▶ **Goal**
Reproduce the data exactly and drop any pictures it holds.

▶ **Records shown**
-- BEGIN --

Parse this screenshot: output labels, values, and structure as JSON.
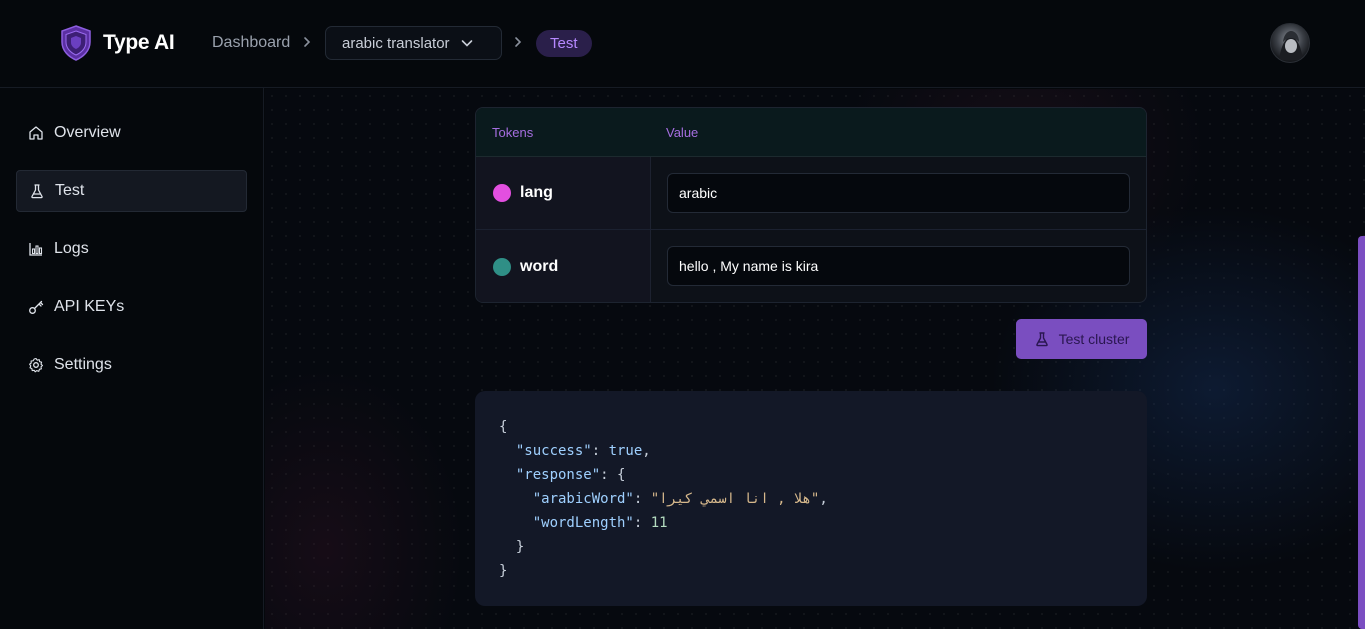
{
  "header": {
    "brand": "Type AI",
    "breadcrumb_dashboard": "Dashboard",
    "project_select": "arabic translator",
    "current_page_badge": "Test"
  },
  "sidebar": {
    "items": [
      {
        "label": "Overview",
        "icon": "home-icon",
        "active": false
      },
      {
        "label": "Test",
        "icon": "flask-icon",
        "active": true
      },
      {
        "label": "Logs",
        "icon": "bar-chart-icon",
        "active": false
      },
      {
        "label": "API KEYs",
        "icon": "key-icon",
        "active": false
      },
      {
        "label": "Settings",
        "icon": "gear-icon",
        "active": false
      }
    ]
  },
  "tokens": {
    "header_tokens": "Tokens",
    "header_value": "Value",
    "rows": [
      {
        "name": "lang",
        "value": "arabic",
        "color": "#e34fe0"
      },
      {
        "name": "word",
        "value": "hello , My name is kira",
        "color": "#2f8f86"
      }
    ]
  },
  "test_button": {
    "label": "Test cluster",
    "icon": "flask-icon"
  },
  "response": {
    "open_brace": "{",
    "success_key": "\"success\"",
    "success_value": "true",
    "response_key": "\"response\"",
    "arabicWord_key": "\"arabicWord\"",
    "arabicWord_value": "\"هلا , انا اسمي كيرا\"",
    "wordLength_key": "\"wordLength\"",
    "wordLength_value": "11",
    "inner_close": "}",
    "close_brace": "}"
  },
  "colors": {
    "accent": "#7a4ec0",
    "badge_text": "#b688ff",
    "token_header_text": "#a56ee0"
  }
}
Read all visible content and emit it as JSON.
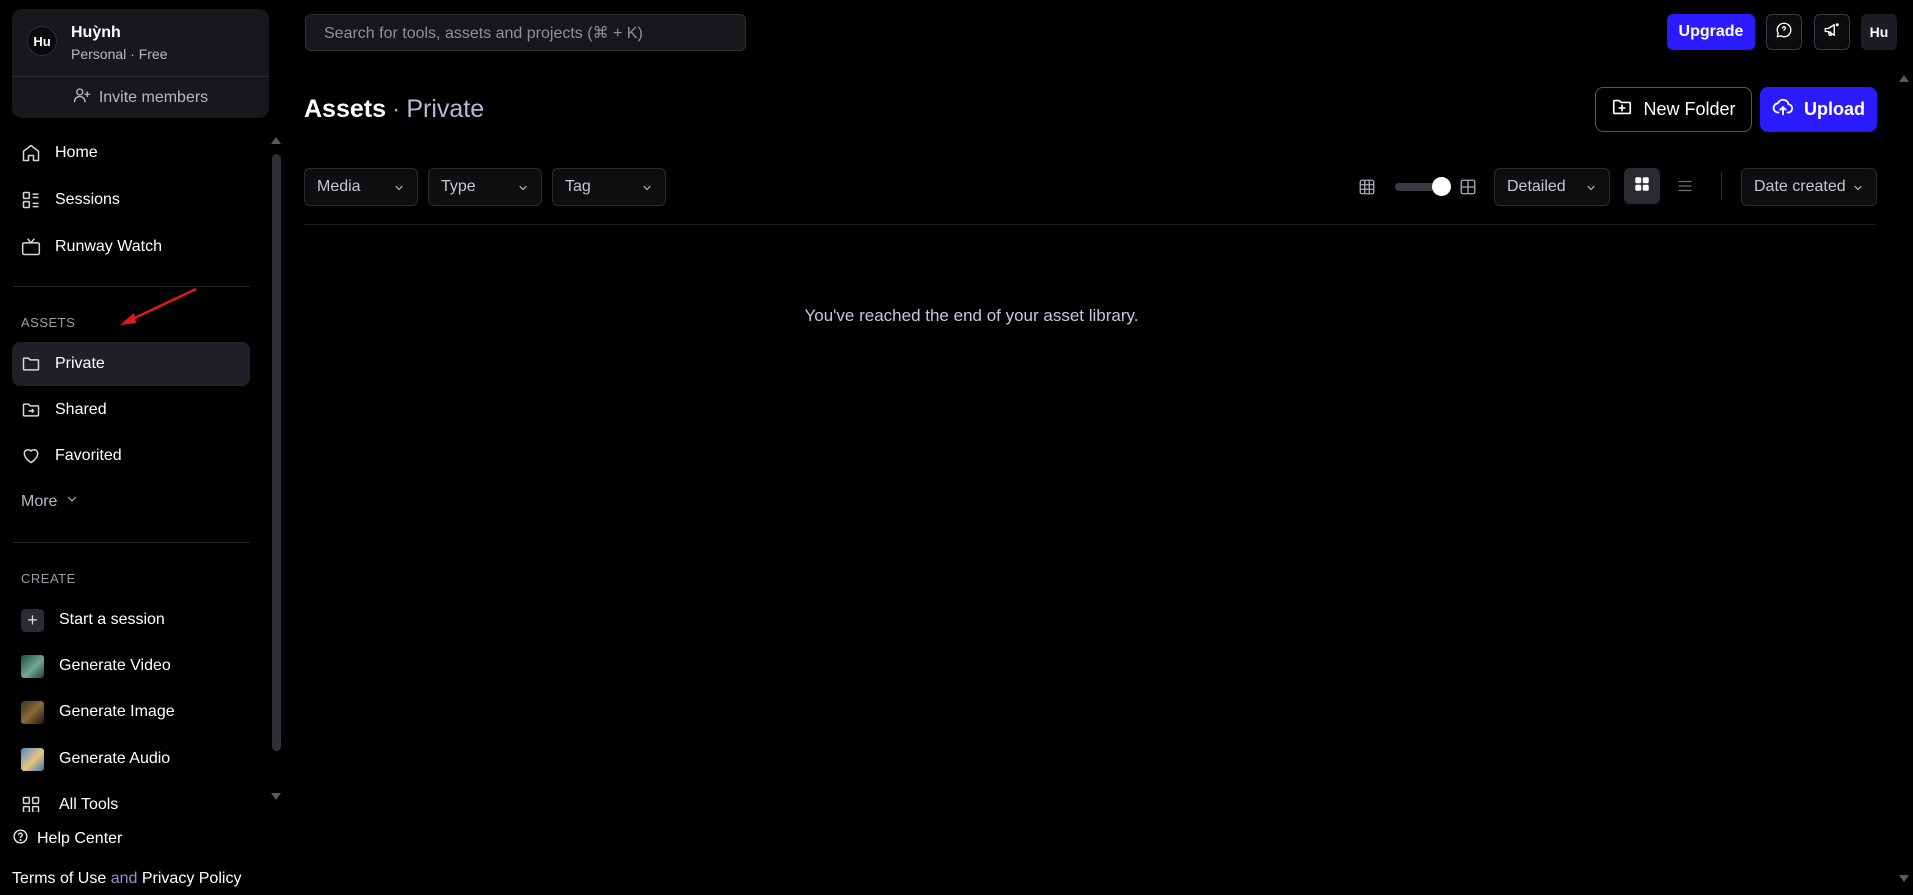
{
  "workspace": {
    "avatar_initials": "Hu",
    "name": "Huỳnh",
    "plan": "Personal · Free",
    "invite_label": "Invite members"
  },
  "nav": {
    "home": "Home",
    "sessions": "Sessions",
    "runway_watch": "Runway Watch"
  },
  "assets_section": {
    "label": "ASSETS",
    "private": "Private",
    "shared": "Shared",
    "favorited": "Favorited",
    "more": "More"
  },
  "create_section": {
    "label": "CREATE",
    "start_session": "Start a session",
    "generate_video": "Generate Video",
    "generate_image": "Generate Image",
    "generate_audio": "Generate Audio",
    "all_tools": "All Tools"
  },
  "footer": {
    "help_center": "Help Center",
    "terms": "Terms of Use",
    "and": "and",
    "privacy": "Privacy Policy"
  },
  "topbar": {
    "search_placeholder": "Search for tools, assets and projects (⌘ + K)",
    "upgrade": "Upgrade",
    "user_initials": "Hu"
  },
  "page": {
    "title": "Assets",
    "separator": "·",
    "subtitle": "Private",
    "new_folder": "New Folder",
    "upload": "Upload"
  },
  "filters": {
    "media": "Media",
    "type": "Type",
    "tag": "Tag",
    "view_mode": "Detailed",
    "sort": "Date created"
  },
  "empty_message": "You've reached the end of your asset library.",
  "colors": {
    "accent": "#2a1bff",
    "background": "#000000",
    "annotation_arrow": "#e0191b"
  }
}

-- END --

▶ **Result of this task**
Parse this screenshot: output labels, values, and structure as JSON.
{
  "header": {
    "brand": "Type AI",
    "breadcrumb_dashboard": "Dashboard",
    "project_select": "arabic translator",
    "current_page_badge": "Test"
  },
  "sidebar": {
    "items": [
      {
        "label": "Overview",
        "icon": "home-icon",
        "active": false
      },
      {
        "label": "Test",
        "icon": "flask-icon",
        "active": true
      },
      {
        "label": "Logs",
        "icon": "bar-chart-icon",
        "active": false
      },
      {
        "label": "API KEYs",
        "icon": "key-icon",
        "active": false
      },
      {
        "label": "Settings",
        "icon": "gear-icon",
        "active": false
      }
    ]
  },
  "tokens": {
    "header_tokens": "Tokens",
    "header_value": "Value",
    "rows": [
      {
        "name": "lang",
        "value": "arabic",
        "color": "#e34fe0"
      },
      {
        "name": "word",
        "value": "hello , My name is kira",
        "color": "#2f8f86"
      }
    ]
  },
  "test_button": {
    "label": "Test cluster",
    "icon": "flask-icon"
  },
  "response": {
    "open_brace": "{",
    "success_key": "\"success\"",
    "success_value": "true",
    "response_key": "\"response\"",
    "arabicWord_key": "\"arabicWord\"",
    "arabicWord_value": "\"هلا , انا اسمي كيرا\"",
    "wordLength_key": "\"wordLength\"",
    "wordLength_value": "11",
    "inner_close": "}",
    "close_brace": "}"
  },
  "colors": {
    "accent": "#7a4ec0",
    "badge_text": "#b688ff",
    "token_header_text": "#a56ee0"
  }
}
Read all visible content and emit it as JSON.
{
  "workspace": {
    "avatar_initials": "Hu",
    "name": "Huỳnh",
    "plan": "Personal · Free",
    "invite_label": "Invite members"
  },
  "nav": {
    "home": "Home",
    "sessions": "Sessions",
    "runway_watch": "Runway Watch"
  },
  "assets_section": {
    "label": "ASSETS",
    "private": "Private",
    "shared": "Shared",
    "favorited": "Favorited",
    "more": "More"
  },
  "create_section": {
    "label": "CREATE",
    "start_session": "Start a session",
    "generate_video": "Generate Video",
    "generate_image": "Generate Image",
    "generate_audio": "Generate Audio",
    "all_tools": "All Tools"
  },
  "footer": {
    "help_center": "Help Center",
    "terms": "Terms of Use",
    "and": "and",
    "privacy": "Privacy Policy"
  },
  "topbar": {
    "search_placeholder": "Search for tools, assets and projects (⌘ + K)",
    "upgrade": "Upgrade",
    "user_initials": "Hu"
  },
  "page": {
    "title": "Assets",
    "separator": "·",
    "subtitle": "Private",
    "new_folder": "New Folder",
    "upload": "Upload"
  },
  "filters": {
    "media": "Media",
    "type": "Type",
    "tag": "Tag",
    "view_mode": "Detailed",
    "sort": "Date created"
  },
  "empty_message": "You've reached the end of your asset library.",
  "colors": {
    "accent": "#2a1bff",
    "background": "#000000",
    "annotation_arrow": "#e0191b"
  }
}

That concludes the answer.